Write down every entry below once more, exactly.
— Start of SUPPLIED DATA —
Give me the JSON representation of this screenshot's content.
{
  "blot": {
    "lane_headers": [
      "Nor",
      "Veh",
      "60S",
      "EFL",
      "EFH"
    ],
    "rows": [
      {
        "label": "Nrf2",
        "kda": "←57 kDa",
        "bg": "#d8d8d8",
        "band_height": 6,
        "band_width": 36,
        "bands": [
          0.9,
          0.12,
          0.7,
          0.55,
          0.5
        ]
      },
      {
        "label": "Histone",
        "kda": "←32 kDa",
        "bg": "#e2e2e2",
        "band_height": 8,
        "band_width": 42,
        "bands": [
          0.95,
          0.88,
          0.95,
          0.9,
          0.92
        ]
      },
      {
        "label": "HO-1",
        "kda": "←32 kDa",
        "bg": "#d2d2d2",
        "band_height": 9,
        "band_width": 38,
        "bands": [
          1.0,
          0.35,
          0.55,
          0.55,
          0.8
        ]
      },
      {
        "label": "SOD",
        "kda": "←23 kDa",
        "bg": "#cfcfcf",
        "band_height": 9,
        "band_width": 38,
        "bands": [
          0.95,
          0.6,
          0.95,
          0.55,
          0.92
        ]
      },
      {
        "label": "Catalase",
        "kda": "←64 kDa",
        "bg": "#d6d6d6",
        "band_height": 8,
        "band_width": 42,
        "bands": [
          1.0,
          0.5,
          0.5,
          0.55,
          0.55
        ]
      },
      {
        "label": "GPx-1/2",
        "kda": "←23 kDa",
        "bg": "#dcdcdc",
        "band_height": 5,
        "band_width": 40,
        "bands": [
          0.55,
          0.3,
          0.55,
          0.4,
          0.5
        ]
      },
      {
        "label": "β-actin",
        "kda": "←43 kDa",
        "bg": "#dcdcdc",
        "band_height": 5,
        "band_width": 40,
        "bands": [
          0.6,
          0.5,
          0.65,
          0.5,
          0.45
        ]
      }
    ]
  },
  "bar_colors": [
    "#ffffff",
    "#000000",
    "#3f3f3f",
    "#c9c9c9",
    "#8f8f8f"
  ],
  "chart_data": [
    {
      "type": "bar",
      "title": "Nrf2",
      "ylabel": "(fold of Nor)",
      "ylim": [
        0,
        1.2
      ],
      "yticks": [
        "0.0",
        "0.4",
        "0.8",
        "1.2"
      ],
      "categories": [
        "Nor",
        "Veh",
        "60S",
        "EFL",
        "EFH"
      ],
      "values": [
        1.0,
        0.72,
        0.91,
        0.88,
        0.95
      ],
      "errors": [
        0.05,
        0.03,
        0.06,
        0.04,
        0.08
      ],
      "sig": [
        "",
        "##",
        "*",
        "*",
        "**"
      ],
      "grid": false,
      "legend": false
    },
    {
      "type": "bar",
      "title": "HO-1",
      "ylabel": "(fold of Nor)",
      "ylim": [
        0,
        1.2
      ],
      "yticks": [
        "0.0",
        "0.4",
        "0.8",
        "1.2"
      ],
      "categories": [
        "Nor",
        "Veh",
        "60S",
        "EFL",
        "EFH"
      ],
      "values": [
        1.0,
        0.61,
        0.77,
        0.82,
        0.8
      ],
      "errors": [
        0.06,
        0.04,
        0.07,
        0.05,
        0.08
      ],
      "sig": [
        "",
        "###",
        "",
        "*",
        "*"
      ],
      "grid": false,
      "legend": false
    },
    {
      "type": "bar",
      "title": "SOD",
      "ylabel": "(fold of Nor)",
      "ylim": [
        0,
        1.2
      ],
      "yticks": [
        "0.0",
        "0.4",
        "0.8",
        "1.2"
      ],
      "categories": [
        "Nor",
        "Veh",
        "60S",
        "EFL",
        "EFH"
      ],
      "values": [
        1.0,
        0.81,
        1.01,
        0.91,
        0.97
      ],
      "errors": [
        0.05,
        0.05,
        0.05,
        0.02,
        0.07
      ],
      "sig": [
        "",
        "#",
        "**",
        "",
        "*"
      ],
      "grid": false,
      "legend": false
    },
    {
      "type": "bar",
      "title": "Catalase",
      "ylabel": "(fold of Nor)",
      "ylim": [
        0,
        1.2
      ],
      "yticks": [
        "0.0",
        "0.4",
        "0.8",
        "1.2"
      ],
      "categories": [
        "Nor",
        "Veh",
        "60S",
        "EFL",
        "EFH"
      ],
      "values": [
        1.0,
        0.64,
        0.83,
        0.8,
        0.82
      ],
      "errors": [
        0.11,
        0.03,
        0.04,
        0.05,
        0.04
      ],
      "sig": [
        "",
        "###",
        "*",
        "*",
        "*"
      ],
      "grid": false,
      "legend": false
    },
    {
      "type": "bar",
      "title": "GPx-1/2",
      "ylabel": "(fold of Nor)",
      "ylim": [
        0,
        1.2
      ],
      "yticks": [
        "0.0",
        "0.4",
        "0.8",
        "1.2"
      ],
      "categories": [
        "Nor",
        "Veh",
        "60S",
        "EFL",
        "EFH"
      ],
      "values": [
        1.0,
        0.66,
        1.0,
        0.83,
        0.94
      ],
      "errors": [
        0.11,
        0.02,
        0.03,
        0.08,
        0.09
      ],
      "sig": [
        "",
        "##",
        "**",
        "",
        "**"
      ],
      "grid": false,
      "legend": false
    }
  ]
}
— End of SUPPLIED DATA —
**PROBLEM SOLUTION**
Give me the JSON representation of this screenshot's content.
{
  "blot": {
    "lane_headers": [
      "Nor",
      "Veh",
      "60S",
      "EFL",
      "EFH"
    ],
    "rows": [
      {
        "label": "Nrf2",
        "kda": "←57 kDa",
        "bg": "#d8d8d8",
        "band_height": 6,
        "band_width": 36,
        "bands": [
          0.9,
          0.12,
          0.7,
          0.55,
          0.5
        ]
      },
      {
        "label": "Histone",
        "kda": "←32 kDa",
        "bg": "#e2e2e2",
        "band_height": 8,
        "band_width": 42,
        "bands": [
          0.95,
          0.88,
          0.95,
          0.9,
          0.92
        ]
      },
      {
        "label": "HO-1",
        "kda": "←32 kDa",
        "bg": "#d2d2d2",
        "band_height": 9,
        "band_width": 38,
        "bands": [
          1.0,
          0.35,
          0.55,
          0.55,
          0.8
        ]
      },
      {
        "label": "SOD",
        "kda": "←23 kDa",
        "bg": "#cfcfcf",
        "band_height": 9,
        "band_width": 38,
        "bands": [
          0.95,
          0.6,
          0.95,
          0.55,
          0.92
        ]
      },
      {
        "label": "Catalase",
        "kda": "←64 kDa",
        "bg": "#d6d6d6",
        "band_height": 8,
        "band_width": 42,
        "bands": [
          1.0,
          0.5,
          0.5,
          0.55,
          0.55
        ]
      },
      {
        "label": "GPx-1/2",
        "kda": "←23 kDa",
        "bg": "#dcdcdc",
        "band_height": 5,
        "band_width": 40,
        "bands": [
          0.55,
          0.3,
          0.55,
          0.4,
          0.5
        ]
      },
      {
        "label": "β-actin",
        "kda": "←43 kDa",
        "bg": "#dcdcdc",
        "band_height": 5,
        "band_width": 40,
        "bands": [
          0.6,
          0.5,
          0.65,
          0.5,
          0.45
        ]
      }
    ]
  },
  "bar_colors": [
    "#ffffff",
    "#000000",
    "#3f3f3f",
    "#c9c9c9",
    "#8f8f8f"
  ],
  "chart_data": [
    {
      "type": "bar",
      "title": "Nrf2",
      "ylabel": "(fold of Nor)",
      "ylim": [
        0,
        1.2
      ],
      "yticks": [
        "0.0",
        "0.4",
        "0.8",
        "1.2"
      ],
      "categories": [
        "Nor",
        "Veh",
        "60S",
        "EFL",
        "EFH"
      ],
      "values": [
        1.0,
        0.72,
        0.91,
        0.88,
        0.95
      ],
      "errors": [
        0.05,
        0.03,
        0.06,
        0.04,
        0.08
      ],
      "sig": [
        "",
        "##",
        "*",
        "*",
        "**"
      ],
      "grid": false,
      "legend": false
    },
    {
      "type": "bar",
      "title": "HO-1",
      "ylabel": "(fold of Nor)",
      "ylim": [
        0,
        1.2
      ],
      "yticks": [
        "0.0",
        "0.4",
        "0.8",
        "1.2"
      ],
      "categories": [
        "Nor",
        "Veh",
        "60S",
        "EFL",
        "EFH"
      ],
      "values": [
        1.0,
        0.61,
        0.77,
        0.82,
        0.8
      ],
      "errors": [
        0.06,
        0.04,
        0.07,
        0.05,
        0.08
      ],
      "sig": [
        "",
        "###",
        "",
        "*",
        "*"
      ],
      "grid": false,
      "legend": false
    },
    {
      "type": "bar",
      "title": "SOD",
      "ylabel": "(fold of Nor)",
      "ylim": [
        0,
        1.2
      ],
      "yticks": [
        "0.0",
        "0.4",
        "0.8",
        "1.2"
      ],
      "categories": [
        "Nor",
        "Veh",
        "60S",
        "EFL",
        "EFH"
      ],
      "values": [
        1.0,
        0.81,
        1.01,
        0.91,
        0.97
      ],
      "errors": [
        0.05,
        0.05,
        0.05,
        0.02,
        0.07
      ],
      "sig": [
        "",
        "#",
        "**",
        "",
        "*"
      ],
      "grid": false,
      "legend": false
    },
    {
      "type": "bar",
      "title": "Catalase",
      "ylabel": "(fold of Nor)",
      "ylim": [
        0,
        1.2
      ],
      "yticks": [
        "0.0",
        "0.4",
        "0.8",
        "1.2"
      ],
      "categories": [
        "Nor",
        "Veh",
        "60S",
        "EFL",
        "EFH"
      ],
      "values": [
        1.0,
        0.64,
        0.83,
        0.8,
        0.82
      ],
      "errors": [
        0.11,
        0.03,
        0.04,
        0.05,
        0.04
      ],
      "sig": [
        "",
        "###",
        "*",
        "*",
        "*"
      ],
      "grid": false,
      "legend": false
    },
    {
      "type": "bar",
      "title": "GPx-1/2",
      "ylabel": "(fold of Nor)",
      "ylim": [
        0,
        1.2
      ],
      "yticks": [
        "0.0",
        "0.4",
        "0.8",
        "1.2"
      ],
      "categories": [
        "Nor",
        "Veh",
        "60S",
        "EFL",
        "EFH"
      ],
      "values": [
        1.0,
        0.66,
        1.0,
        0.83,
        0.94
      ],
      "errors": [
        0.11,
        0.02,
        0.03,
        0.08,
        0.09
      ],
      "sig": [
        "",
        "##",
        "**",
        "",
        "**"
      ],
      "grid": false,
      "legend": false
    }
  ]
}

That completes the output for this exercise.